Task details:
Return the items below verbatim, from the first line through the line containing "platz-cell: 2: [9, 90, 48, 112]", including that line.
-------- Given data --------
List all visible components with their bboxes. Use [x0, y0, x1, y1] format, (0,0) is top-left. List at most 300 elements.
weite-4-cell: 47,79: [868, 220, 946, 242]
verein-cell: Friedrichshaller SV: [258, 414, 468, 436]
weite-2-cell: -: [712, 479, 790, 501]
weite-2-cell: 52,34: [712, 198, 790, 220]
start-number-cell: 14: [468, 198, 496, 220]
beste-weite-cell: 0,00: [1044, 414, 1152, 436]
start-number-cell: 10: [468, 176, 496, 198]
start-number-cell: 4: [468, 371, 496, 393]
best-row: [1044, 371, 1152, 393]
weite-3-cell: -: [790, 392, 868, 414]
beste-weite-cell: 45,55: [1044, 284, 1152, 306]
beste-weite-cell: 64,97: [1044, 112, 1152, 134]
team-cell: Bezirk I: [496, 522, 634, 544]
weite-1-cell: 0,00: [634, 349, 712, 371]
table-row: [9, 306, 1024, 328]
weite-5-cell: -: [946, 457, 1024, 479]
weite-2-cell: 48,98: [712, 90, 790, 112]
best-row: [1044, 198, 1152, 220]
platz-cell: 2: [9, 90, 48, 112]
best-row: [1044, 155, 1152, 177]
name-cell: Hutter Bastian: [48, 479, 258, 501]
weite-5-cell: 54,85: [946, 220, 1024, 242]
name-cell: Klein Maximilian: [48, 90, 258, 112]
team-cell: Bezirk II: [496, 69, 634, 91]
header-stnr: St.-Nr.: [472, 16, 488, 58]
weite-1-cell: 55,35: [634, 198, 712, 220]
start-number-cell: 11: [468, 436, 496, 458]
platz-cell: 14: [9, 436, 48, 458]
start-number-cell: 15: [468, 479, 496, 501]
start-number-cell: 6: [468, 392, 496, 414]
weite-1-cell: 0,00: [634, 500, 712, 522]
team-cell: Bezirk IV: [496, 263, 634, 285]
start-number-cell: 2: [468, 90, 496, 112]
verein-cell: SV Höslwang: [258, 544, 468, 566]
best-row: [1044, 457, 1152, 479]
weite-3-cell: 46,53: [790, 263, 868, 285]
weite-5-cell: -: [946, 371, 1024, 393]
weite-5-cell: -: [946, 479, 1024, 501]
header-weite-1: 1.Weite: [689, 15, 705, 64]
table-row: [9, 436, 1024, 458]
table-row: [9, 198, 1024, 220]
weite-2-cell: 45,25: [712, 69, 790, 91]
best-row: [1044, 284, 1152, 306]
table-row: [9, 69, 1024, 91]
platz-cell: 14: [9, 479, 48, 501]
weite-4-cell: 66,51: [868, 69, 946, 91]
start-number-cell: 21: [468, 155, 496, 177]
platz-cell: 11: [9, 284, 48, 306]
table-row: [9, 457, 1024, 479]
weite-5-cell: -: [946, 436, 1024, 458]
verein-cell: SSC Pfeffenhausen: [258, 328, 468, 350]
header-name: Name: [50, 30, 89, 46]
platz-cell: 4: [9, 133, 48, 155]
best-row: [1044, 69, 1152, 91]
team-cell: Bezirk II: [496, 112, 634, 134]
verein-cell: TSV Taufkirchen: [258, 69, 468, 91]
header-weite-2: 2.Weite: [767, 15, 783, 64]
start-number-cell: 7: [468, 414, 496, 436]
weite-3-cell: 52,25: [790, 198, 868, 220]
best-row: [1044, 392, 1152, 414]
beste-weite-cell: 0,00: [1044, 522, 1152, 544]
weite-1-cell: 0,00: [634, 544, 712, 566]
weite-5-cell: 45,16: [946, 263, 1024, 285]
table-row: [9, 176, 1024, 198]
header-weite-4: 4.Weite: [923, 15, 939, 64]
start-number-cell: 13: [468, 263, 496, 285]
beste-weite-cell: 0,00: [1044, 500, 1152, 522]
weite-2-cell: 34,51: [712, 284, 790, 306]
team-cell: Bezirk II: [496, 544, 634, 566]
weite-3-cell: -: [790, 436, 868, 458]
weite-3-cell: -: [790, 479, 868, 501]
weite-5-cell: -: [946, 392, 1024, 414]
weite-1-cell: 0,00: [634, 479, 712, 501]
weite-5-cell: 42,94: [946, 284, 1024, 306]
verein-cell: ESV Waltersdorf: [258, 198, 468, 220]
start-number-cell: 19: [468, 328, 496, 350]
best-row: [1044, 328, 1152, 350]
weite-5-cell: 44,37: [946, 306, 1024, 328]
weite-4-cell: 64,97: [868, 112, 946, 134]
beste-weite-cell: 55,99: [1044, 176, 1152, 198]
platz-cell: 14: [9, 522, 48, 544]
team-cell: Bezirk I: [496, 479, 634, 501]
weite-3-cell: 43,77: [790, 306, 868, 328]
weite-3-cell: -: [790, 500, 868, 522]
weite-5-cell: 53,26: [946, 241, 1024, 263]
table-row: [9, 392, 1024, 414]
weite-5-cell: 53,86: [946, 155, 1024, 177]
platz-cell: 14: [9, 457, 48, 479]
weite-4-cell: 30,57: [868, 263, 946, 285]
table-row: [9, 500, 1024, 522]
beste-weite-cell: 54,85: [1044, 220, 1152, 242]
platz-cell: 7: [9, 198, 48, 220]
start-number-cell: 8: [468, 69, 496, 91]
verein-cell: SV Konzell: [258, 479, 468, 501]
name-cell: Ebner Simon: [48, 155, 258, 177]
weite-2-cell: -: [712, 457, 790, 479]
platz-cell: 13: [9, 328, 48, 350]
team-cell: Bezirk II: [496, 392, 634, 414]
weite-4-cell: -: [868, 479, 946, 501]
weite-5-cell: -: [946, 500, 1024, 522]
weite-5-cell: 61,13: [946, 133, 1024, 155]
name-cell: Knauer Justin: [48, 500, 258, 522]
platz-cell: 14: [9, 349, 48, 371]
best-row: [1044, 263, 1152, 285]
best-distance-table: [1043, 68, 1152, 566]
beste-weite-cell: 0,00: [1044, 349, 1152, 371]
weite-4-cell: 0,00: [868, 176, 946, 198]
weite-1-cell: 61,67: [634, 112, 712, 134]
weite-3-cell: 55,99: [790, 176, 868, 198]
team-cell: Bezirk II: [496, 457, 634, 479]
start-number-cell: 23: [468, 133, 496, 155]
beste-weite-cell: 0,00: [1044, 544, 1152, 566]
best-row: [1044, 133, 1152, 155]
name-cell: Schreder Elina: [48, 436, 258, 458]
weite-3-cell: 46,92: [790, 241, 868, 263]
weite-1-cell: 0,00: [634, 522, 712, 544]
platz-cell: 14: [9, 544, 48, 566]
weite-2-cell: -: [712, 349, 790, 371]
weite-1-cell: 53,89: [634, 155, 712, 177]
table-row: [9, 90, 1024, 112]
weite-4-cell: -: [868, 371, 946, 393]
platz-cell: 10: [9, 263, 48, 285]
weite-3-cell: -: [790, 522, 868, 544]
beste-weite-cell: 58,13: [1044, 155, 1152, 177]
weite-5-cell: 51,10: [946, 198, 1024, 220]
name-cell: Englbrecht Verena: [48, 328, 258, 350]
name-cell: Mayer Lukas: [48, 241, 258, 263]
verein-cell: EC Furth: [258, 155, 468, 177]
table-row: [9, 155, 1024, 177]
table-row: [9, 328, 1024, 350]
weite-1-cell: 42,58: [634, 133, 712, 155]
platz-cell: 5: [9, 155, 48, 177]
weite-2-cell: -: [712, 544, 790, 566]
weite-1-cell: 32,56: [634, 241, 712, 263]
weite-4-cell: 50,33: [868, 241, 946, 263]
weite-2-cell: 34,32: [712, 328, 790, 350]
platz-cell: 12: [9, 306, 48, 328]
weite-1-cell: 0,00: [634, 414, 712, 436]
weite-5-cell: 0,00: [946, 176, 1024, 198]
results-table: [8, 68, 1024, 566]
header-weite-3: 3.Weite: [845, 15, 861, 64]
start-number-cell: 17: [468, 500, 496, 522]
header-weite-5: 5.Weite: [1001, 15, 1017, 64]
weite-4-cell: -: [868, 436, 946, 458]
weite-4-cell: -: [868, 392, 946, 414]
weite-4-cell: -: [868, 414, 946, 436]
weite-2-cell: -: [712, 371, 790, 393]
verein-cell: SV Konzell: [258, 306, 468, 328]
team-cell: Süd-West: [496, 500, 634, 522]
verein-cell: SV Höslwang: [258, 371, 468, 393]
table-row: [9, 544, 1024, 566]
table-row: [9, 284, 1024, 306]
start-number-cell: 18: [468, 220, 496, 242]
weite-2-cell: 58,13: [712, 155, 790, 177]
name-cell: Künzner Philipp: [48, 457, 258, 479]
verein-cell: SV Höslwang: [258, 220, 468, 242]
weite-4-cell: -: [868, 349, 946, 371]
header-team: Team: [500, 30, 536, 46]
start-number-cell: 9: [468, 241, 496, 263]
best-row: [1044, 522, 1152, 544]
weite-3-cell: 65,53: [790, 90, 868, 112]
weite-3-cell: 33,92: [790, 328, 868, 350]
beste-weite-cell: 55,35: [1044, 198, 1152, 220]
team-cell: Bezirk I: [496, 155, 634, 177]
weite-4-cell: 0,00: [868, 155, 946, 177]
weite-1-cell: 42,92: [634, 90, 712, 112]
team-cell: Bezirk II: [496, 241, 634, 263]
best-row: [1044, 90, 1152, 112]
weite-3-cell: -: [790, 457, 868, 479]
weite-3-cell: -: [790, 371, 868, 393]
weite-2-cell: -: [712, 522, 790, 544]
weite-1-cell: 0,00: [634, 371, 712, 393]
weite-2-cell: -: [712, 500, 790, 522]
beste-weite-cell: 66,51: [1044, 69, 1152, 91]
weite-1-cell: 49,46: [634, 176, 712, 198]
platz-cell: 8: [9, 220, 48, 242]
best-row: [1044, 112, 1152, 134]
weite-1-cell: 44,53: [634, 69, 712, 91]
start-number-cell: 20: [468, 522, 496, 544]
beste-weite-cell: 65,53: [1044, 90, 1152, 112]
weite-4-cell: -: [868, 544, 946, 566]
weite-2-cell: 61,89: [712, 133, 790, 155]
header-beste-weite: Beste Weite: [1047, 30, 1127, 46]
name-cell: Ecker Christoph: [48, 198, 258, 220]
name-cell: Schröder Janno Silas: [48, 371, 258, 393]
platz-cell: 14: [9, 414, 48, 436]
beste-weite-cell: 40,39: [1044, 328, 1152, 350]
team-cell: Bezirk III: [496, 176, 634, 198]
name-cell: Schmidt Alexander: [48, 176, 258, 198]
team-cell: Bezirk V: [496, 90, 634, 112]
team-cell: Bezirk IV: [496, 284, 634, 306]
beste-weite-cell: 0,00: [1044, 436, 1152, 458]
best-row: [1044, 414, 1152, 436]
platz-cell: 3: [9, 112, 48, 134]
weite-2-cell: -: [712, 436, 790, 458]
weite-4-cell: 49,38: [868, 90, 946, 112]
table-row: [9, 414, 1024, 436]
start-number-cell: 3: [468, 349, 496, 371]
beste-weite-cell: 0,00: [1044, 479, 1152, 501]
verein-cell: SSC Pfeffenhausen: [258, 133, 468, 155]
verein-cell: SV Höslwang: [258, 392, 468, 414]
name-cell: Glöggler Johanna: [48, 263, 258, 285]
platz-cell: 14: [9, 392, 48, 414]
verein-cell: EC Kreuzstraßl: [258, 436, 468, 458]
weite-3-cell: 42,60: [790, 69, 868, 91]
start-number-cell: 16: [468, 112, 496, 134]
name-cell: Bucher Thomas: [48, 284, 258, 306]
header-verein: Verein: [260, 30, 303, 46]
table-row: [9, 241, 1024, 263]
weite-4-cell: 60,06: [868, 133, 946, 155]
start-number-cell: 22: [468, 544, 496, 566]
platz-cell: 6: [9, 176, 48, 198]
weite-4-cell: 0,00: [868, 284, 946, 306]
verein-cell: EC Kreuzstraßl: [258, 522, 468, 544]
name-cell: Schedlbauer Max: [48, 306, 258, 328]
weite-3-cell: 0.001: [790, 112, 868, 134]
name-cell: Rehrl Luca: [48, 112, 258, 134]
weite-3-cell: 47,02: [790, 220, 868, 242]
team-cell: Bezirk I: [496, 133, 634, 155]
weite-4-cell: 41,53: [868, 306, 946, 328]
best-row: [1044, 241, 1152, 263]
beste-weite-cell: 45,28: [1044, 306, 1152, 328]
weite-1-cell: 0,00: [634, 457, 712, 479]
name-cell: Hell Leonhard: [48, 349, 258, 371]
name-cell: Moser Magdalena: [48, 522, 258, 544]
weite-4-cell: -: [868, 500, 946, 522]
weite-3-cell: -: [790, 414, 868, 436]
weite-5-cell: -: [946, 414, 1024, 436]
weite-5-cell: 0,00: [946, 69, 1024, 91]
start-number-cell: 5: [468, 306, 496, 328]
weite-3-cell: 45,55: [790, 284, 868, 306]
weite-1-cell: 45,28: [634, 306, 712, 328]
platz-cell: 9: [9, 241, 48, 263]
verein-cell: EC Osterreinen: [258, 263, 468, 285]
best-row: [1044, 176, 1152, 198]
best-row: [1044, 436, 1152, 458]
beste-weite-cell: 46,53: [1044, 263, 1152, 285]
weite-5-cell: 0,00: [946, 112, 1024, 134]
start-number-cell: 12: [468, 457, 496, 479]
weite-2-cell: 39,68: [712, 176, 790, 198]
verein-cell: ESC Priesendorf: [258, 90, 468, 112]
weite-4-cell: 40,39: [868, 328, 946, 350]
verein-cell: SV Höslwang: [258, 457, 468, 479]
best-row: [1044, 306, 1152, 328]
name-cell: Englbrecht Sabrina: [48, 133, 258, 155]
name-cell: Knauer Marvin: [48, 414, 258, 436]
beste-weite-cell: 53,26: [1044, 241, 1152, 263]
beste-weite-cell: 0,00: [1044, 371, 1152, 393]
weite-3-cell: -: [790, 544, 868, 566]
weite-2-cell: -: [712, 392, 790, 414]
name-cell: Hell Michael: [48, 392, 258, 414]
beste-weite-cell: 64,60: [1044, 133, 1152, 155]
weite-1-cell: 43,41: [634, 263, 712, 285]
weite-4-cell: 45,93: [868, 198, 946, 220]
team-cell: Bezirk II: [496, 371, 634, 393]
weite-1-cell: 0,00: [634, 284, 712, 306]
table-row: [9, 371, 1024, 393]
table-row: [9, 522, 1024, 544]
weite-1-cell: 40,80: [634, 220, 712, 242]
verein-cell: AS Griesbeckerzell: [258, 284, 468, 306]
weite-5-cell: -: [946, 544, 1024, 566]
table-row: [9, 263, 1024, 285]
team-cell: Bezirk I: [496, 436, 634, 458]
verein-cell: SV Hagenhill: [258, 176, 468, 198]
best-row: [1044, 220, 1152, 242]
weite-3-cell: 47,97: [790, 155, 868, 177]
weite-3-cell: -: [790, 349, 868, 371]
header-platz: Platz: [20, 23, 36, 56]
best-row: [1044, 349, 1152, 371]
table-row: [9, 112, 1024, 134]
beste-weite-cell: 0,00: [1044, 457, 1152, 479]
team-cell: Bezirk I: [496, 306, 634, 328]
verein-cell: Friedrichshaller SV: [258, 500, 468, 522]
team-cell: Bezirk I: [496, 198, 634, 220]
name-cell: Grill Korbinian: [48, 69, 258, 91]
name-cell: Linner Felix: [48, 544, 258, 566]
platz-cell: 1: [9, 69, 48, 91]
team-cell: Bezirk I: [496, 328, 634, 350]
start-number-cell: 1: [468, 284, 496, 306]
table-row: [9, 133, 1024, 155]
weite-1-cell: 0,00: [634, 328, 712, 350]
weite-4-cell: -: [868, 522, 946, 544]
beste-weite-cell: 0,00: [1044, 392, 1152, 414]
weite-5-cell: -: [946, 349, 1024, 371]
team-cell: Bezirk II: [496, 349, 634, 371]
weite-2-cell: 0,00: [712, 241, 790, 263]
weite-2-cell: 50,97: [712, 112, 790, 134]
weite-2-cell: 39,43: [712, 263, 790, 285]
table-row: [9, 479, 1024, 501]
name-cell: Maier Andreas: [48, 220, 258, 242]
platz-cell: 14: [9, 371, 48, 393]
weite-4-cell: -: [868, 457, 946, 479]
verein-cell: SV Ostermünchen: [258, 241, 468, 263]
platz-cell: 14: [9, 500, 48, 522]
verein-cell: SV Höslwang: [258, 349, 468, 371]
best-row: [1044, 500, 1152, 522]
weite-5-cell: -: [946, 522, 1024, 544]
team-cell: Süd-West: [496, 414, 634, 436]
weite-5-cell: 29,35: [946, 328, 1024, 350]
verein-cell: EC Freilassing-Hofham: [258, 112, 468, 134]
--------
Reply to the exercise:
List all visible components with their bboxes. Use [x0, y0, x1, y1] format, (0,0) is top-left. List at most 300 elements.
weite-4-cell: 47,79: [868, 220, 946, 242]
verein-cell: Friedrichshaller SV: [258, 414, 468, 436]
weite-2-cell: -: [712, 479, 790, 501]
weite-2-cell: 52,34: [712, 198, 790, 220]
start-number-cell: 14: [468, 198, 496, 220]
beste-weite-cell: 0,00: [1044, 414, 1152, 436]
start-number-cell: 10: [468, 176, 496, 198]
start-number-cell: 4: [468, 371, 496, 393]
best-row: [1044, 371, 1152, 393]
weite-3-cell: -: [790, 392, 868, 414]
beste-weite-cell: 45,55: [1044, 284, 1152, 306]
beste-weite-cell: 64,97: [1044, 112, 1152, 134]
team-cell: Bezirk I: [496, 522, 634, 544]
weite-1-cell: 0,00: [634, 349, 712, 371]
table-row: [9, 306, 1024, 328]
weite-5-cell: -: [946, 457, 1024, 479]
weite-2-cell: 48,98: [712, 90, 790, 112]
best-row: [1044, 198, 1152, 220]
platz-cell: 2: [9, 90, 48, 112]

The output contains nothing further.